[Collected data entries]
┄┄┄┄┄┄

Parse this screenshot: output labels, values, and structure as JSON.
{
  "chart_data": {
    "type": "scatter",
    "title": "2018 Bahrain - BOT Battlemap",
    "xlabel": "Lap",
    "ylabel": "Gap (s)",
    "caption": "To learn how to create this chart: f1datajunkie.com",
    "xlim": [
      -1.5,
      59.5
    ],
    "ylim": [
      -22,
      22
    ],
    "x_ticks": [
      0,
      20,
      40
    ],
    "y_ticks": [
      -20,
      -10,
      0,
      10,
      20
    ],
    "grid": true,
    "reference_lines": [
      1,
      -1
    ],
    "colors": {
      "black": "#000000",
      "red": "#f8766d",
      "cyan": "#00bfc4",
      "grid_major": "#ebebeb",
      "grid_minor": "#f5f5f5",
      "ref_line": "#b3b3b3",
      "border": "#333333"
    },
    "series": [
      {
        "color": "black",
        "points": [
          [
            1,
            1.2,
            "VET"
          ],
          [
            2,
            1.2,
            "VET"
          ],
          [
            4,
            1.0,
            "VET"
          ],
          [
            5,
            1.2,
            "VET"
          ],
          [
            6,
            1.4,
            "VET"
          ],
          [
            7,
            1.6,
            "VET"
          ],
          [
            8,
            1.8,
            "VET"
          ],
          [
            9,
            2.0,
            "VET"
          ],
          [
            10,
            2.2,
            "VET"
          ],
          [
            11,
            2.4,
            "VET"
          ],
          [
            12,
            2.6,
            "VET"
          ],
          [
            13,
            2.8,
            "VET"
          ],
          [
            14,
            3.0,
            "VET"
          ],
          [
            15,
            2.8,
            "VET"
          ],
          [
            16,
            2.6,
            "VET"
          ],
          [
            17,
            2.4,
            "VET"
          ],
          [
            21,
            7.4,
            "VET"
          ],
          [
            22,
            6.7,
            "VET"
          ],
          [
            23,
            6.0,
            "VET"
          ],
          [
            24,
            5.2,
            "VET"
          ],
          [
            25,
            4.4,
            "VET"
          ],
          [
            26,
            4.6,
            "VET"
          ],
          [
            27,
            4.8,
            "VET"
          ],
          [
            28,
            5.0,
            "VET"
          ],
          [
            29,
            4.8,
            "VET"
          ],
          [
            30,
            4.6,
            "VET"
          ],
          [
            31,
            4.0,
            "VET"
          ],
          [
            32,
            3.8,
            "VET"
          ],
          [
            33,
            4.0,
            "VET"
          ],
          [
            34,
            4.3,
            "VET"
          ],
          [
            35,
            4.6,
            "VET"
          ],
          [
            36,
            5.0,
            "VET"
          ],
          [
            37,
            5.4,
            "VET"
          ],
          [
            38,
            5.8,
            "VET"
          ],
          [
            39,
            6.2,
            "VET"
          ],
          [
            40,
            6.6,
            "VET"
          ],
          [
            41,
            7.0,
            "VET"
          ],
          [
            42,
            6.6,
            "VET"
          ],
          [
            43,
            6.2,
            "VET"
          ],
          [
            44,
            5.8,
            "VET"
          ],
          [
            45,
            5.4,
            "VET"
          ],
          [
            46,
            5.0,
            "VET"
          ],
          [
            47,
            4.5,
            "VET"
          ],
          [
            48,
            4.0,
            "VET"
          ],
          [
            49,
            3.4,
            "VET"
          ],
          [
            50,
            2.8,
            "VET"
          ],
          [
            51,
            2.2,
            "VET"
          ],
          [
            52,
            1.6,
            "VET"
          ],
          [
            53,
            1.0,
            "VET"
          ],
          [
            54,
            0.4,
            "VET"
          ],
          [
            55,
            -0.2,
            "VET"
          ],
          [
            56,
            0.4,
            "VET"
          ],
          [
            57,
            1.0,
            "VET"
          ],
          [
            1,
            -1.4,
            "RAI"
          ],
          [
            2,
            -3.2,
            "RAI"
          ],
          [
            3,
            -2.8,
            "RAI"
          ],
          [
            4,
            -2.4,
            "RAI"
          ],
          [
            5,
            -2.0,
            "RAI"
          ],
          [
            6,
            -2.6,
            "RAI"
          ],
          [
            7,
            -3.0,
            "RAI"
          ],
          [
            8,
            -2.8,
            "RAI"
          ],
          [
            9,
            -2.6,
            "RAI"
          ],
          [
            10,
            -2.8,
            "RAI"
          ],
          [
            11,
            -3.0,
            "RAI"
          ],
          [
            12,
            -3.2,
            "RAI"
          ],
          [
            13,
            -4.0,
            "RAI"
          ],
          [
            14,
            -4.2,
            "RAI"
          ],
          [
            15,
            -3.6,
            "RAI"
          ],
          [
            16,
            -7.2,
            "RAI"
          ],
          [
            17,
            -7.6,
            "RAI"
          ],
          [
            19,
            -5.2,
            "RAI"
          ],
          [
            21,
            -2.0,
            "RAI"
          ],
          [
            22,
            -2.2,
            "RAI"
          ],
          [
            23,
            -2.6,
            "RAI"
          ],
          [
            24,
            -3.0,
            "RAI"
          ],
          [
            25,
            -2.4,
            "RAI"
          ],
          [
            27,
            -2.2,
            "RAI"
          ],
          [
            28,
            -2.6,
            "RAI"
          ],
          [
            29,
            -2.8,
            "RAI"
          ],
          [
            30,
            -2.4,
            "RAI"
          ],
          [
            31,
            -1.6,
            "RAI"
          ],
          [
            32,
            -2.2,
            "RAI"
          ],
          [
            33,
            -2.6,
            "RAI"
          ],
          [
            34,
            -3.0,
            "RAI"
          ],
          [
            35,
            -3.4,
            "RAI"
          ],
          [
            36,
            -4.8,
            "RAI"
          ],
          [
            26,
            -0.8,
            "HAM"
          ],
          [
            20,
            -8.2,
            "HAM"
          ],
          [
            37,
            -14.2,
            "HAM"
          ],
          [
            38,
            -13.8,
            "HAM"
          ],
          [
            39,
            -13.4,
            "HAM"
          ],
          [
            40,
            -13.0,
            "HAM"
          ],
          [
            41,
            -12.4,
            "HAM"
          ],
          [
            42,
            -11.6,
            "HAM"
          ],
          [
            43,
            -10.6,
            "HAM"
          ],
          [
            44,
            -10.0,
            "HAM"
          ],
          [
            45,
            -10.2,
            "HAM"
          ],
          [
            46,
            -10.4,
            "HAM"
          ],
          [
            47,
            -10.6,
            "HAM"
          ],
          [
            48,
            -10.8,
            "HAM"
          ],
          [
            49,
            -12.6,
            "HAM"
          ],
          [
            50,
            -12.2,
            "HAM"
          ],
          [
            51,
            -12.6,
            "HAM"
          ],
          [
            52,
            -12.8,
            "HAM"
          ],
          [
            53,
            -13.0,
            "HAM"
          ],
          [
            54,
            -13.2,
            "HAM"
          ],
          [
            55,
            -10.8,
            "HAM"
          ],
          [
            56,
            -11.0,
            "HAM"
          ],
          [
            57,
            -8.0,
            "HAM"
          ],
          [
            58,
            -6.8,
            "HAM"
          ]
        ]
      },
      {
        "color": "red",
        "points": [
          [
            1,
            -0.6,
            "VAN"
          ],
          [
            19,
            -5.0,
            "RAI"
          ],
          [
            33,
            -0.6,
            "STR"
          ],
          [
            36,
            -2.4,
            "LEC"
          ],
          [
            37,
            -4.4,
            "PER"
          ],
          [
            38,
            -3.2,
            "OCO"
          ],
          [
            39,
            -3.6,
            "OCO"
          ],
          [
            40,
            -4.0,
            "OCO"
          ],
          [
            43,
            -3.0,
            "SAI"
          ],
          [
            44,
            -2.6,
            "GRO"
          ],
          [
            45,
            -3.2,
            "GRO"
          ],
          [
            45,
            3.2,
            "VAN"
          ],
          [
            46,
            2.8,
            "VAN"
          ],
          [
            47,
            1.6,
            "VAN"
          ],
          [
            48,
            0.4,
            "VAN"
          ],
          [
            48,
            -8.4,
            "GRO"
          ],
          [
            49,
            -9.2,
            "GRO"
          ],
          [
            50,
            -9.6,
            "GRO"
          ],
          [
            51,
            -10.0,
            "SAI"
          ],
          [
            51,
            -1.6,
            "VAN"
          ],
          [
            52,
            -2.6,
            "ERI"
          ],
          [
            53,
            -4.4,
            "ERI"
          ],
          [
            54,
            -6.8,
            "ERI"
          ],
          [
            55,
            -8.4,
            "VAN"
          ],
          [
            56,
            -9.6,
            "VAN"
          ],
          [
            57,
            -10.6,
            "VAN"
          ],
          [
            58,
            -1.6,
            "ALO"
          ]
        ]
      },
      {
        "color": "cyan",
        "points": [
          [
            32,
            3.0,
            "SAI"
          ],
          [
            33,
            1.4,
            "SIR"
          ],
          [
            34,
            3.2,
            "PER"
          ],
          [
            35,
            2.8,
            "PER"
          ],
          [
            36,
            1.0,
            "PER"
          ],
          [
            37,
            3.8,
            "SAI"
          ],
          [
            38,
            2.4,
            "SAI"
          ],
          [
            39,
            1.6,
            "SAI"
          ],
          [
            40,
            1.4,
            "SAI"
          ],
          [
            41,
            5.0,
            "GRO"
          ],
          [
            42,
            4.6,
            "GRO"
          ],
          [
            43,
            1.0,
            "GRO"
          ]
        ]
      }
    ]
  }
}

┄┄┄┄┄┄

→ STATED TASK
Determine how many of the lines above hold the word "this", and output that number by itself.

→ SOLVED EXERCISE
2